Return every record below exactly as written, but leave out the pictures.

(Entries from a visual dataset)
>> BEGIN
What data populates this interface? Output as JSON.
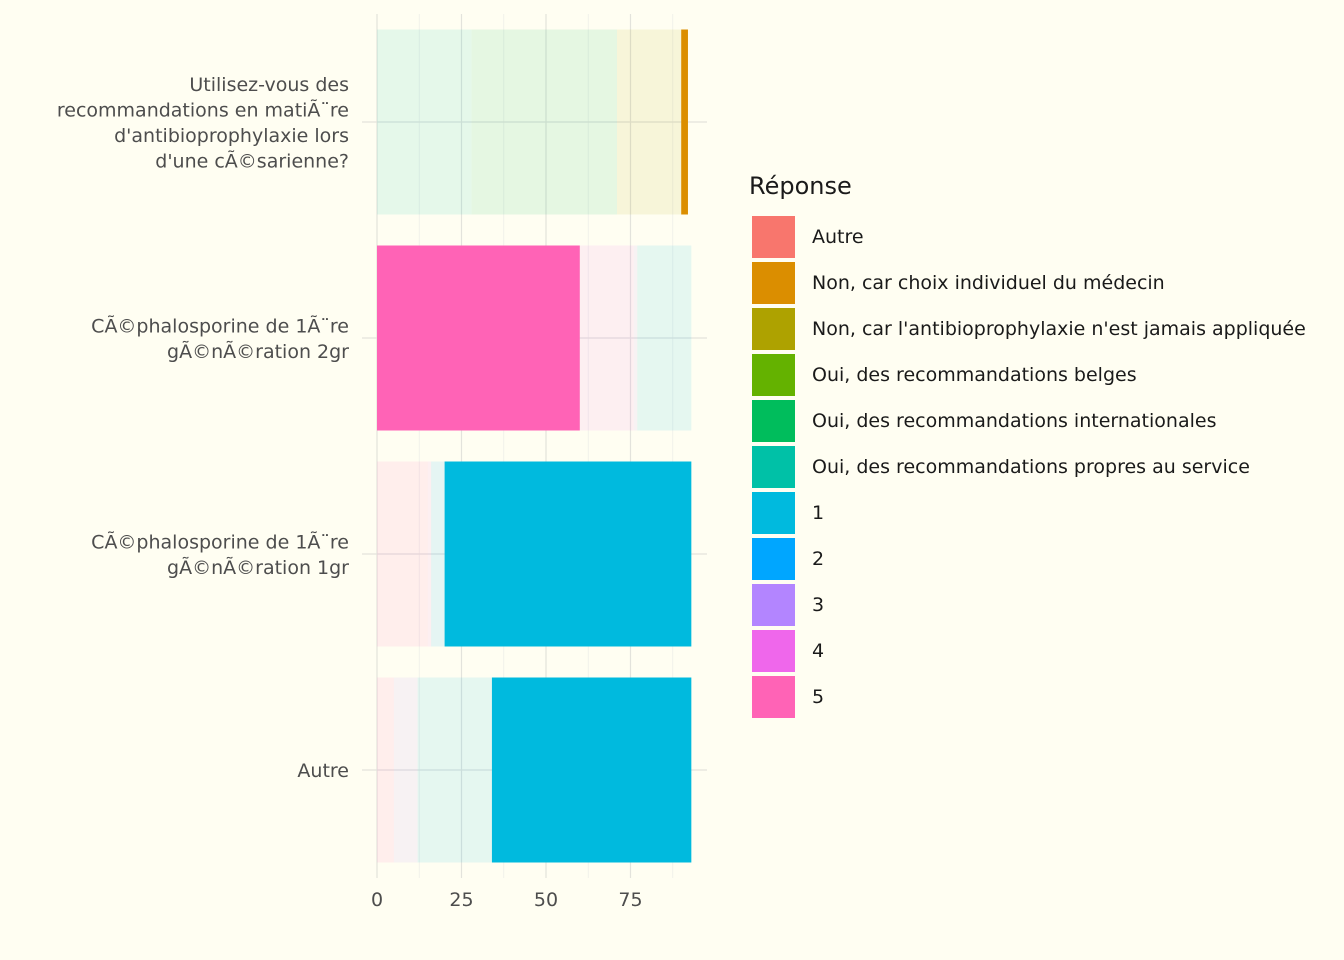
{
  "chart_data": {
    "type": "bar",
    "orientation": "horizontal",
    "stacked": true,
    "xlim": [
      0,
      98
    ],
    "x_ticks": [
      0,
      25,
      50,
      75
    ],
    "grid": true,
    "legend": {
      "title": "Réponse",
      "position": "right",
      "entries": [
        {
          "label": "Autre",
          "color": "#F8766D"
        },
        {
          "label": "Non, car choix individuel du médecin",
          "color": "#DB8E00"
        },
        {
          "label": "Non, car l'antibioprophylaxie n'est jamais appliquée",
          "color": "#AEA200"
        },
        {
          "label": "Oui, des recommandations belges",
          "color": "#64B200"
        },
        {
          "label": "Oui, des recommandations internationales",
          "color": "#00BD5C"
        },
        {
          "label": "Oui, des recommandations propres au service",
          "color": "#00C1A7"
        },
        {
          "label": "1",
          "color": "#00BADE"
        },
        {
          "label": "2",
          "color": "#00A6FF"
        },
        {
          "label": "3",
          "color": "#B385FF"
        },
        {
          "label": "4",
          "color": "#EF67EB"
        },
        {
          "label": "5",
          "color": "#FF63B6"
        }
      ]
    },
    "categories": [
      {
        "label_lines": [
          "Utilisez-vous des",
          "recommandations en matiÃ¨re",
          "d'antibioprophylaxie lors",
          "d'une cÃ©sarienne?"
        ],
        "segments": [
          {
            "series": "Oui, des recommandations propres au service",
            "value": 28,
            "opacity": 0.1
          },
          {
            "series": "Oui, des recommandations internationales",
            "value": 43,
            "opacity": 0.1
          },
          {
            "series": "Oui, des recommandations belges",
            "value": 0,
            "opacity": 0.1
          },
          {
            "series": "Non, car l'antibioprophylaxie n'est jamais appliquée",
            "value": 19,
            "opacity": 0.1
          },
          {
            "series": "Non, car choix individuel du médecin",
            "value": 2,
            "opacity": 1
          }
        ]
      },
      {
        "label_lines": [
          "CÃ©phalosporine de 1Ã¨re",
          "gÃ©nÃ©ration 2gr"
        ],
        "segments": [
          {
            "series": "5",
            "value": 60,
            "opacity": 1
          },
          {
            "series": "4",
            "value": 16,
            "opacity": 0.1
          },
          {
            "series": "3",
            "value": 1,
            "opacity": 0.1
          },
          {
            "series": "1",
            "value": 16,
            "opacity": 0.1
          }
        ]
      },
      {
        "label_lines": [
          "CÃ©phalosporine de 1Ã¨re",
          "gÃ©nÃ©ration 1gr"
        ],
        "segments": [
          {
            "series": "5",
            "value": 15,
            "opacity": 0.1
          },
          {
            "series": "4",
            "value": 1,
            "opacity": 0.1
          },
          {
            "series": "2",
            "value": 4,
            "opacity": 0.1
          },
          {
            "series": "1",
            "value": 73,
            "opacity": 1
          }
        ]
      },
      {
        "label_lines": [
          "Autre"
        ],
        "segments": [
          {
            "series": "5",
            "value": 5,
            "opacity": 0.1
          },
          {
            "series": "3",
            "value": 7,
            "opacity": 0.1
          },
          {
            "series": "1",
            "value": 22,
            "opacity": 0.1
          },
          {
            "series": "1",
            "value": 59,
            "opacity": 1
          }
        ]
      }
    ]
  }
}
>> END
RESULT BELOW:
What data populates this interface? Output as JSON.
{
  "chart_data": {
    "type": "bar",
    "orientation": "horizontal",
    "stacked": true,
    "xlim": [
      0,
      98
    ],
    "x_ticks": [
      0,
      25,
      50,
      75
    ],
    "grid": true,
    "legend": {
      "title": "Réponse",
      "position": "right",
      "entries": [
        {
          "label": "Autre",
          "color": "#F8766D"
        },
        {
          "label": "Non, car choix individuel du médecin",
          "color": "#DB8E00"
        },
        {
          "label": "Non, car l'antibioprophylaxie n'est jamais appliquée",
          "color": "#AEA200"
        },
        {
          "label": "Oui, des recommandations belges",
          "color": "#64B200"
        },
        {
          "label": "Oui, des recommandations internationales",
          "color": "#00BD5C"
        },
        {
          "label": "Oui, des recommandations propres au service",
          "color": "#00C1A7"
        },
        {
          "label": "1",
          "color": "#00BADE"
        },
        {
          "label": "2",
          "color": "#00A6FF"
        },
        {
          "label": "3",
          "color": "#B385FF"
        },
        {
          "label": "4",
          "color": "#EF67EB"
        },
        {
          "label": "5",
          "color": "#FF63B6"
        }
      ]
    },
    "categories": [
      {
        "label_lines": [
          "Utilisez-vous des",
          "recommandations en matiÃ¨re",
          "d'antibioprophylaxie lors",
          "d'une cÃ©sarienne?"
        ],
        "segments": [
          {
            "series": "Oui, des recommandations propres au service",
            "value": 28,
            "opacity": 0.1
          },
          {
            "series": "Oui, des recommandations internationales",
            "value": 43,
            "opacity": 0.1
          },
          {
            "series": "Oui, des recommandations belges",
            "value": 0,
            "opacity": 0.1
          },
          {
            "series": "Non, car l'antibioprophylaxie n'est jamais appliquée",
            "value": 19,
            "opacity": 0.1
          },
          {
            "series": "Non, car choix individuel du médecin",
            "value": 2,
            "opacity": 1
          }
        ]
      },
      {
        "label_lines": [
          "CÃ©phalosporine de 1Ã¨re",
          "gÃ©nÃ©ration 2gr"
        ],
        "segments": [
          {
            "series": "5",
            "value": 60,
            "opacity": 1
          },
          {
            "series": "4",
            "value": 16,
            "opacity": 0.1
          },
          {
            "series": "3",
            "value": 1,
            "opacity": 0.1
          },
          {
            "series": "1",
            "value": 16,
            "opacity": 0.1
          }
        ]
      },
      {
        "label_lines": [
          "CÃ©phalosporine de 1Ã¨re",
          "gÃ©nÃ©ration 1gr"
        ],
        "segments": [
          {
            "series": "5",
            "value": 15,
            "opacity": 0.1
          },
          {
            "series": "4",
            "value": 1,
            "opacity": 0.1
          },
          {
            "series": "2",
            "value": 4,
            "opacity": 0.1
          },
          {
            "series": "1",
            "value": 73,
            "opacity": 1
          }
        ]
      },
      {
        "label_lines": [
          "Autre"
        ],
        "segments": [
          {
            "series": "5",
            "value": 5,
            "opacity": 0.1
          },
          {
            "series": "3",
            "value": 7,
            "opacity": 0.1
          },
          {
            "series": "1",
            "value": 22,
            "opacity": 0.1
          },
          {
            "series": "1",
            "value": 59,
            "opacity": 1
          }
        ]
      }
    ]
  }
}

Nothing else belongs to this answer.